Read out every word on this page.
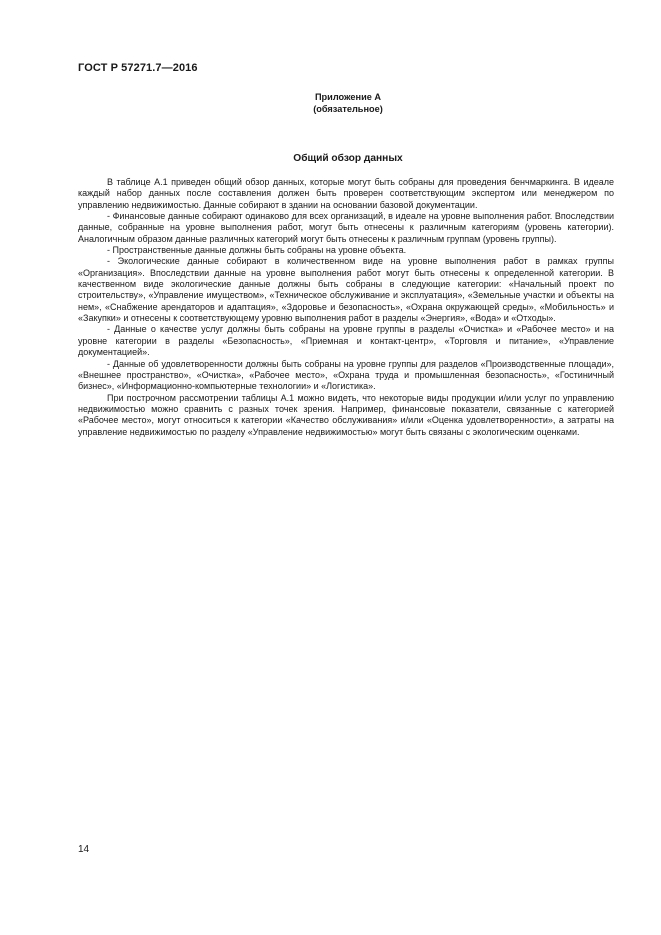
ГОСТ Р 57271.7—2016
Приложение А
(обязательное)
Общий обзор данных

В таблице А.1 приведен общий обзор данных, которые могут быть собраны для проведения бенчмаркинга. В идеале каждый набор данных после составления должен быть проверен соответствующим экспертом или менеджером по управлению недвижимостью. Данные собирают в здании на основании базовой документации.

- Финансовые данные собирают одинаково для всех организаций, в идеале на уровне выполнения работ. Впоследствии данные, собранные на уровне выполнения работ, могут быть отнесены к различным категориям (уровень категории). Аналогичным образом данные различных категорий могут быть отнесены к различным группам (уровень группы).

- Пространственные данные должны быть собраны на уровне объекта.

- Экологические данные собирают в количественном виде на уровне выполнения работ в рамках группы «Организация». Впоследствии данные на уровне выполнения работ могут быть отнесены к определенной категории. В качественном виде экологические данные должны быть собраны в следующие категории: «Начальный проект по строительству», «Управление имуществом», «Техническое обслуживание и эксплуатация», «Земельные участки и объекты на нем», «Снабжение арендаторов и адаптация», «Здоровье и безопасность», «Охрана окружающей среды», «Мобильность» и «Закупки» и отнесены к соответствующему уровню выполнения работ в разделы «Энергия», «Вода» и «Отходы».

- Данные о качестве услуг должны быть собраны на уровне группы в разделы «Очистка» и «Рабочее место» и на уровне категории в разделы «Безопасность», «Приемная и контакт-центр», «Торговля и питание», «Управление документацией».

- Данные об удовлетворенности должны быть собраны на уровне группы для разделов «Производственные площади», «Внешнее пространство», «Очистка», «Рабочее место», «Охрана труда и промышленная безопасность», «Гостиничный бизнес», «Информационно-компьютерные технологии» и «Логистика».

При построчном рассмотрении таблицы А.1 можно видеть, что некоторые виды продукции и/или услуг по управлению недвижимостью можно сравнить с разных точек зрения. Например, финансовые показатели, связанные с категорией «Рабочее место», могут относиться к категории «Качество обслуживания» и/или «Оценка удовлетворенности», а затраты на управление недвижимостью по разделу «Управление недвижимостью» могут быть связаны с экологическим оценками.

14
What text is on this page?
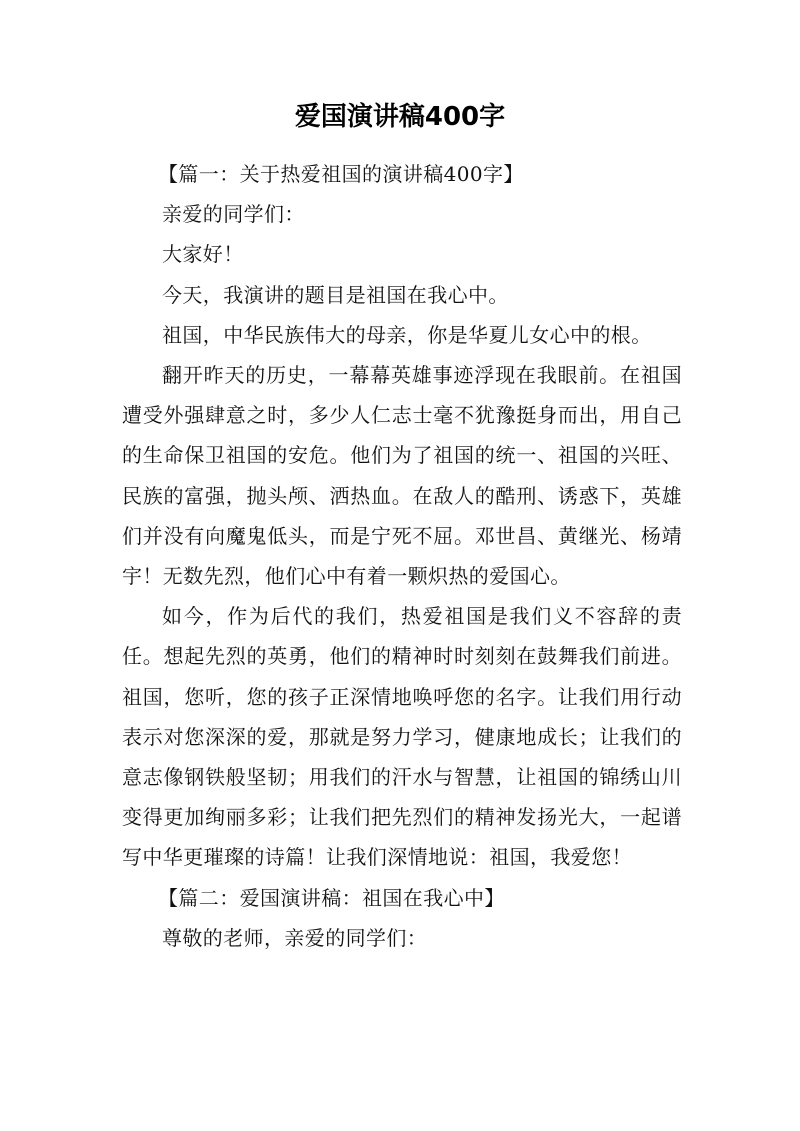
爱国演讲稿400字

【篇一：关于热爱祖国的演讲稿400字】

亲爱的同学们：

大家好！

今天，我演讲的题目是祖国在我心中。

祖国，中华民族伟大的母亲，你是华夏儿女心中的根。

翻开昨天的历史，一幕幕英雄事迹浮现在我眼前。在祖国遭受外强肆意之时，多少人仁志士毫不犹豫挺身而出，用自己的生命保卫祖国的安危。他们为了祖国的统一、祖国的兴旺、民族的富强，抛头颅、洒热血。在敌人的酷刑、诱惑下，英雄们并没有向魔鬼低头，而是宁死不屈。邓世昌、黄继光、杨靖宇！无数先烈，他们心中有着一颗炽热的爱国心。

如今，作为后代的我们，热爱祖国是我们义不容辞的责任。想起先烈的英勇，他们的精神时时刻刻在鼓舞我们前进。祖国，您听，您的孩子正深情地唤呼您的名字。让我们用行动表示对您深深的爱，那就是努力学习，健康地成长；让我们的意志像钢铁般坚韧；用我们的汗水与智慧，让祖国的锦绣山川变得更加绚丽多彩；让我们把先烈们的精神发扬光大，一起谱写中华更璀璨的诗篇！让我们深情地说：祖国，我爱您！

【篇二：爱国演讲稿：祖国在我心中】

尊敬的老师，亲爱的同学们：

#### What you should do
Copy out the data above exactly, except the pictures.

#### Written answer
Read out every word on this page.
ГОСТ Р 57271.7—2016
Приложение А
(обязательное)
Общий обзор данных

В таблице А.1 приведен общий обзор данных, которые могут быть собраны для проведения бенчмаркинга. В идеале каждый набор данных после составления должен быть проверен соответствующим экспертом или менеджером по управлению недвижимостью. Данные собирают в здании на основании базовой документации.

- Финансовые данные собирают одинаково для всех организаций, в идеале на уровне выполнения работ. Впоследствии данные, собранные на уровне выполнения работ, могут быть отнесены к различным категориям (уровень категории). Аналогичным образом данные различных категорий могут быть отнесены к различным группам (уровень группы).

- Пространственные данные должны быть собраны на уровне объекта.

- Экологические данные собирают в количественном виде на уровне выполнения работ в рамках группы «Организация». Впоследствии данные на уровне выполнения работ могут быть отнесены к определенной категории. В качественном виде экологические данные должны быть собраны в следующие категории: «Начальный проект по строительству», «Управление имуществом», «Техническое обслуживание и эксплуатация», «Земельные участки и объекты на нем», «Снабжение арендаторов и адаптация», «Здоровье и безопасность», «Охрана окружающей среды», «Мобильность» и «Закупки» и отнесены к соответствующему уровню выполнения работ в разделы «Энергия», «Вода» и «Отходы».

- Данные о качестве услуг должны быть собраны на уровне группы в разделы «Очистка» и «Рабочее место» и на уровне категории в разделы «Безопасность», «Приемная и контакт-центр», «Торговля и питание», «Управление документацией».

- Данные об удовлетворенности должны быть собраны на уровне группы для разделов «Производственные площади», «Внешнее пространство», «Очистка», «Рабочее место», «Охрана труда и промышленная безопасность», «Гостиничный бизнес», «Информационно-компьютерные технологии» и «Логистика».

При построчном рассмотрении таблицы А.1 можно видеть, что некоторые виды продукции и/или услуг по управлению недвижимостью можно сравнить с разных точек зрения. Например, финансовые показатели, связанные с категорией «Рабочее место», могут относиться к категории «Качество обслуживания» и/или «Оценка удовлетворенности», а затраты на управление недвижимостью по разделу «Управление недвижимостью» могут быть связаны с экологическим оценками.

14
What text is on this page?
爱国演讲稿400字

【篇一：关于热爱祖国的演讲稿400字】

亲爱的同学们：

大家好！

今天，我演讲的题目是祖国在我心中。

祖国，中华民族伟大的母亲，你是华夏儿女心中的根。

翻开昨天的历史，一幕幕英雄事迹浮现在我眼前。在祖国遭受外强肆意之时，多少人仁志士毫不犹豫挺身而出，用自己的生命保卫祖国的安危。他们为了祖国的统一、祖国的兴旺、民族的富强，抛头颅、洒热血。在敌人的酷刑、诱惑下，英雄们并没有向魔鬼低头，而是宁死不屈。邓世昌、黄继光、杨靖宇！无数先烈，他们心中有着一颗炽热的爱国心。

如今，作为后代的我们，热爱祖国是我们义不容辞的责任。想起先烈的英勇，他们的精神时时刻刻在鼓舞我们前进。祖国，您听，您的孩子正深情地唤呼您的名字。让我们用行动表示对您深深的爱，那就是努力学习，健康地成长；让我们的意志像钢铁般坚韧；用我们的汗水与智慧，让祖国的锦绣山川变得更加绚丽多彩；让我们把先烈们的精神发扬光大，一起谱写中华更璀璨的诗篇！让我们深情地说：祖国，我爱您！

【篇二：爱国演讲稿：祖国在我心中】

尊敬的老师，亲爱的同学们：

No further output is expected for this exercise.